Write out each line of the material again, word for word.

* BEGIN *

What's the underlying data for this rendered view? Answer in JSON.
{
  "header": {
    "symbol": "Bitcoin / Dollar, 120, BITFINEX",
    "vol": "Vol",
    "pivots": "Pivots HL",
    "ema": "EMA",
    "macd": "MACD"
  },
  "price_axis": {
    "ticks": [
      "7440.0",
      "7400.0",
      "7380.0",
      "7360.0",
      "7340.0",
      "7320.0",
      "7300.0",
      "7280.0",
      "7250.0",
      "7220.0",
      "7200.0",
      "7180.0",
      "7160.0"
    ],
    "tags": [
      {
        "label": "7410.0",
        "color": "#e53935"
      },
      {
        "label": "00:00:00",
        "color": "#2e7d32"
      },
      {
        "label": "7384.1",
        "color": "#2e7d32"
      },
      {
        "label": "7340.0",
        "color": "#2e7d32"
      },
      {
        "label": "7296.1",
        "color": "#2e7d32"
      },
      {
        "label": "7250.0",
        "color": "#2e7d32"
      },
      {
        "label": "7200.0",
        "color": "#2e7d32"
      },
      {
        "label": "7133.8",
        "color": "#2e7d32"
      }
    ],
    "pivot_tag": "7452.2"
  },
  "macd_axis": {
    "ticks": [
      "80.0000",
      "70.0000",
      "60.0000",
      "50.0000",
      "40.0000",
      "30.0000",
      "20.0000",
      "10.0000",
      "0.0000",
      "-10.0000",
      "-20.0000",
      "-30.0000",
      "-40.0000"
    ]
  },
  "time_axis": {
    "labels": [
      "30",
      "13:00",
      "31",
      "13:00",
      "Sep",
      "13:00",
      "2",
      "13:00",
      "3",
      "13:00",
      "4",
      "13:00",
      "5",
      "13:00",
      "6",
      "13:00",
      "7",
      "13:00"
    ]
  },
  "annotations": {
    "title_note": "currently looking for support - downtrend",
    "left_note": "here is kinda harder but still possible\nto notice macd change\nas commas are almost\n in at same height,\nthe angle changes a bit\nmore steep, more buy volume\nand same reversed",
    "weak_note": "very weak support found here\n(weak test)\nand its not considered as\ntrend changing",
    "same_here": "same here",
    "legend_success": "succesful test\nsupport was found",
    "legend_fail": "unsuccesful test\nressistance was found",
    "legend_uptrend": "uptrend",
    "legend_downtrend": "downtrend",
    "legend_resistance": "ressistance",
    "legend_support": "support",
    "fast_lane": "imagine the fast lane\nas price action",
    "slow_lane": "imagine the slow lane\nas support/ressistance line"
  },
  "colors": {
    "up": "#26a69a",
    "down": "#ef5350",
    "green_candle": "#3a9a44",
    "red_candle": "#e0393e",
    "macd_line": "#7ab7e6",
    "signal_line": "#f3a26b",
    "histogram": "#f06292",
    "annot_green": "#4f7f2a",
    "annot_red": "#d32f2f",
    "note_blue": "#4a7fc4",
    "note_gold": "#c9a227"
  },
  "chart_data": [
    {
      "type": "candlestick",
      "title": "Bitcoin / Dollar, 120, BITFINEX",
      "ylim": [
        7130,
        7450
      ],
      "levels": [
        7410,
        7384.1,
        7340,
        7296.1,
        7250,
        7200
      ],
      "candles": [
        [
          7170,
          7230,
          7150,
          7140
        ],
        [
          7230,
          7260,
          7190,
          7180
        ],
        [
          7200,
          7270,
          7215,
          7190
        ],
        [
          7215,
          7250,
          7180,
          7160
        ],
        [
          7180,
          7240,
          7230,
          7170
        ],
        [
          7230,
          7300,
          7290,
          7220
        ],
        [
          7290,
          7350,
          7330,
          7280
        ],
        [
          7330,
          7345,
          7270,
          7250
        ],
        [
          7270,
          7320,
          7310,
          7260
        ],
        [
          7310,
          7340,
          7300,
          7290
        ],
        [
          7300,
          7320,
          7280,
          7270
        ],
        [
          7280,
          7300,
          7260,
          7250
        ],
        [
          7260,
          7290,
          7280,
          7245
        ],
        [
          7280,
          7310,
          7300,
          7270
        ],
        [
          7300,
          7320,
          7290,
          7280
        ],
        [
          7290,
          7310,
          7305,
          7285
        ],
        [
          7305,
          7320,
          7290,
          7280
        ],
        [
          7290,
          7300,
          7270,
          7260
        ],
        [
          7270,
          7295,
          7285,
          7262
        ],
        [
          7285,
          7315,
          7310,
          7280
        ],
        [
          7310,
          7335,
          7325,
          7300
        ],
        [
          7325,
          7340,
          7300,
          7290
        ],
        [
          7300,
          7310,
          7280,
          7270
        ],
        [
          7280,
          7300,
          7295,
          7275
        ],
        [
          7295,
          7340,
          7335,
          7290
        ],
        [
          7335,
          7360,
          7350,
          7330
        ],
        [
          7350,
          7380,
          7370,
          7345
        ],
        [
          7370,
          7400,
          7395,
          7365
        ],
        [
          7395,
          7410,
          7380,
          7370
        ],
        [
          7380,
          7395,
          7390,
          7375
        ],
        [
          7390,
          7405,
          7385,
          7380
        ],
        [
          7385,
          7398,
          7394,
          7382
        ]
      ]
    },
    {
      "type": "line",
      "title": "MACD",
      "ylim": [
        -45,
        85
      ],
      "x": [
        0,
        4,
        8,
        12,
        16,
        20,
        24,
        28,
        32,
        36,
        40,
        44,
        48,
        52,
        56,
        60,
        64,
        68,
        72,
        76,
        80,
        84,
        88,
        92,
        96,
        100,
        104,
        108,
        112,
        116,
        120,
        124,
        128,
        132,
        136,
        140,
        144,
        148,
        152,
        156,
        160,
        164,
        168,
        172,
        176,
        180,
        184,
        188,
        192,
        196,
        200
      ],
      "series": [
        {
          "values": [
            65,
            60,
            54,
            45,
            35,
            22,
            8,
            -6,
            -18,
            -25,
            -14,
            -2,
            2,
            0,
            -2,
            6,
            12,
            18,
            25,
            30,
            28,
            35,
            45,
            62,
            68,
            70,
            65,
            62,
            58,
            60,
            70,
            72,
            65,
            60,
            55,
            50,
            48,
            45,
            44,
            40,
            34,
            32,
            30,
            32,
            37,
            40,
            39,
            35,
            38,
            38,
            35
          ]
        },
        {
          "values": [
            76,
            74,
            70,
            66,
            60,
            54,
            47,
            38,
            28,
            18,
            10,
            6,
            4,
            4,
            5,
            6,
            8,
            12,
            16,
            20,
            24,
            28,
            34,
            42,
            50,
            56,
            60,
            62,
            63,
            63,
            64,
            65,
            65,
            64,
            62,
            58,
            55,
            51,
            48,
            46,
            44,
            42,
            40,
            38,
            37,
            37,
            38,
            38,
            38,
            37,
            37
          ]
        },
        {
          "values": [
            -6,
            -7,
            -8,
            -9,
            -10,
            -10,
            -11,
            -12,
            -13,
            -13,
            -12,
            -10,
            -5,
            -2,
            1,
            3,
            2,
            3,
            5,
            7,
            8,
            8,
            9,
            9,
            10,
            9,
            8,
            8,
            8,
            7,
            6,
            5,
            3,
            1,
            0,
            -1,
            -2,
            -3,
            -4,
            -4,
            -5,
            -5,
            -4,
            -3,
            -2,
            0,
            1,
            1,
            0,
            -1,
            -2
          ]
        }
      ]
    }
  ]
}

* END *

TASK RESPONSE:
What's the underlying data for this rendered view? Answer in JSON.
{
  "header": {
    "symbol": "Bitcoin / Dollar, 120, BITFINEX",
    "vol": "Vol",
    "pivots": "Pivots HL",
    "ema": "EMA",
    "macd": "MACD"
  },
  "price_axis": {
    "ticks": [
      "7440.0",
      "7400.0",
      "7380.0",
      "7360.0",
      "7340.0",
      "7320.0",
      "7300.0",
      "7280.0",
      "7250.0",
      "7220.0",
      "7200.0",
      "7180.0",
      "7160.0"
    ],
    "tags": [
      {
        "label": "7410.0",
        "color": "#e53935"
      },
      {
        "label": "00:00:00",
        "color": "#2e7d32"
      },
      {
        "label": "7384.1",
        "color": "#2e7d32"
      },
      {
        "label": "7340.0",
        "color": "#2e7d32"
      },
      {
        "label": "7296.1",
        "color": "#2e7d32"
      },
      {
        "label": "7250.0",
        "color": "#2e7d32"
      },
      {
        "label": "7200.0",
        "color": "#2e7d32"
      },
      {
        "label": "7133.8",
        "color": "#2e7d32"
      }
    ],
    "pivot_tag": "7452.2"
  },
  "macd_axis": {
    "ticks": [
      "80.0000",
      "70.0000",
      "60.0000",
      "50.0000",
      "40.0000",
      "30.0000",
      "20.0000",
      "10.0000",
      "0.0000",
      "-10.0000",
      "-20.0000",
      "-30.0000",
      "-40.0000"
    ]
  },
  "time_axis": {
    "labels": [
      "30",
      "13:00",
      "31",
      "13:00",
      "Sep",
      "13:00",
      "2",
      "13:00",
      "3",
      "13:00",
      "4",
      "13:00",
      "5",
      "13:00",
      "6",
      "13:00",
      "7",
      "13:00"
    ]
  },
  "annotations": {
    "title_note": "currently looking for support - downtrend",
    "left_note": "here is kinda harder but still possible\nto notice macd change\nas commas are almost\n in at same height,\nthe angle changes a bit\nmore steep, more buy volume\nand same reversed",
    "weak_note": "very weak support found here\n(weak test)\nand its not considered as\ntrend changing",
    "same_here": "same here",
    "legend_success": "succesful test\nsupport was found",
    "legend_fail": "unsuccesful test\nressistance was found",
    "legend_uptrend": "uptrend",
    "legend_downtrend": "downtrend",
    "legend_resistance": "ressistance",
    "legend_support": "support",
    "fast_lane": "imagine the fast lane\nas price action",
    "slow_lane": "imagine the slow lane\nas support/ressistance line"
  },
  "colors": {
    "up": "#26a69a",
    "down": "#ef5350",
    "green_candle": "#3a9a44",
    "red_candle": "#e0393e",
    "macd_line": "#7ab7e6",
    "signal_line": "#f3a26b",
    "histogram": "#f06292",
    "annot_green": "#4f7f2a",
    "annot_red": "#d32f2f",
    "note_blue": "#4a7fc4",
    "note_gold": "#c9a227"
  },
  "chart_data": [
    {
      "type": "candlestick",
      "title": "Bitcoin / Dollar, 120, BITFINEX",
      "ylim": [
        7130,
        7450
      ],
      "levels": [
        7410,
        7384.1,
        7340,
        7296.1,
        7250,
        7200
      ],
      "candles": [
        [
          7170,
          7230,
          7150,
          7140
        ],
        [
          7230,
          7260,
          7190,
          7180
        ],
        [
          7200,
          7270,
          7215,
          7190
        ],
        [
          7215,
          7250,
          7180,
          7160
        ],
        [
          7180,
          7240,
          7230,
          7170
        ],
        [
          7230,
          7300,
          7290,
          7220
        ],
        [
          7290,
          7350,
          7330,
          7280
        ],
        [
          7330,
          7345,
          7270,
          7250
        ],
        [
          7270,
          7320,
          7310,
          7260
        ],
        [
          7310,
          7340,
          7300,
          7290
        ],
        [
          7300,
          7320,
          7280,
          7270
        ],
        [
          7280,
          7300,
          7260,
          7250
        ],
        [
          7260,
          7290,
          7280,
          7245
        ],
        [
          7280,
          7310,
          7300,
          7270
        ],
        [
          7300,
          7320,
          7290,
          7280
        ],
        [
          7290,
          7310,
          7305,
          7285
        ],
        [
          7305,
          7320,
          7290,
          7280
        ],
        [
          7290,
          7300,
          7270,
          7260
        ],
        [
          7270,
          7295,
          7285,
          7262
        ],
        [
          7285,
          7315,
          7310,
          7280
        ],
        [
          7310,
          7335,
          7325,
          7300
        ],
        [
          7325,
          7340,
          7300,
          7290
        ],
        [
          7300,
          7310,
          7280,
          7270
        ],
        [
          7280,
          7300,
          7295,
          7275
        ],
        [
          7295,
          7340,
          7335,
          7290
        ],
        [
          7335,
          7360,
          7350,
          7330
        ],
        [
          7350,
          7380,
          7370,
          7345
        ],
        [
          7370,
          7400,
          7395,
          7365
        ],
        [
          7395,
          7410,
          7380,
          7370
        ],
        [
          7380,
          7395,
          7390,
          7375
        ],
        [
          7390,
          7405,
          7385,
          7380
        ],
        [
          7385,
          7398,
          7394,
          7382
        ]
      ]
    },
    {
      "type": "line",
      "title": "MACD",
      "ylim": [
        -45,
        85
      ],
      "x": [
        0,
        4,
        8,
        12,
        16,
        20,
        24,
        28,
        32,
        36,
        40,
        44,
        48,
        52,
        56,
        60,
        64,
        68,
        72,
        76,
        80,
        84,
        88,
        92,
        96,
        100,
        104,
        108,
        112,
        116,
        120,
        124,
        128,
        132,
        136,
        140,
        144,
        148,
        152,
        156,
        160,
        164,
        168,
        172,
        176,
        180,
        184,
        188,
        192,
        196,
        200
      ],
      "series": [
        {
          "values": [
            65,
            60,
            54,
            45,
            35,
            22,
            8,
            -6,
            -18,
            -25,
            -14,
            -2,
            2,
            0,
            -2,
            6,
            12,
            18,
            25,
            30,
            28,
            35,
            45,
            62,
            68,
            70,
            65,
            62,
            58,
            60,
            70,
            72,
            65,
            60,
            55,
            50,
            48,
            45,
            44,
            40,
            34,
            32,
            30,
            32,
            37,
            40,
            39,
            35,
            38,
            38,
            35
          ]
        },
        {
          "values": [
            76,
            74,
            70,
            66,
            60,
            54,
            47,
            38,
            28,
            18,
            10,
            6,
            4,
            4,
            5,
            6,
            8,
            12,
            16,
            20,
            24,
            28,
            34,
            42,
            50,
            56,
            60,
            62,
            63,
            63,
            64,
            65,
            65,
            64,
            62,
            58,
            55,
            51,
            48,
            46,
            44,
            42,
            40,
            38,
            37,
            37,
            38,
            38,
            38,
            37,
            37
          ]
        },
        {
          "values": [
            -6,
            -7,
            -8,
            -9,
            -10,
            -10,
            -11,
            -12,
            -13,
            -13,
            -12,
            -10,
            -5,
            -2,
            1,
            3,
            2,
            3,
            5,
            7,
            8,
            8,
            9,
            9,
            10,
            9,
            8,
            8,
            8,
            7,
            6,
            5,
            3,
            1,
            0,
            -1,
            -2,
            -3,
            -4,
            -4,
            -5,
            -5,
            -4,
            -3,
            -2,
            0,
            1,
            1,
            0,
            -1,
            -2
          ]
        }
      ]
    }
  ]
}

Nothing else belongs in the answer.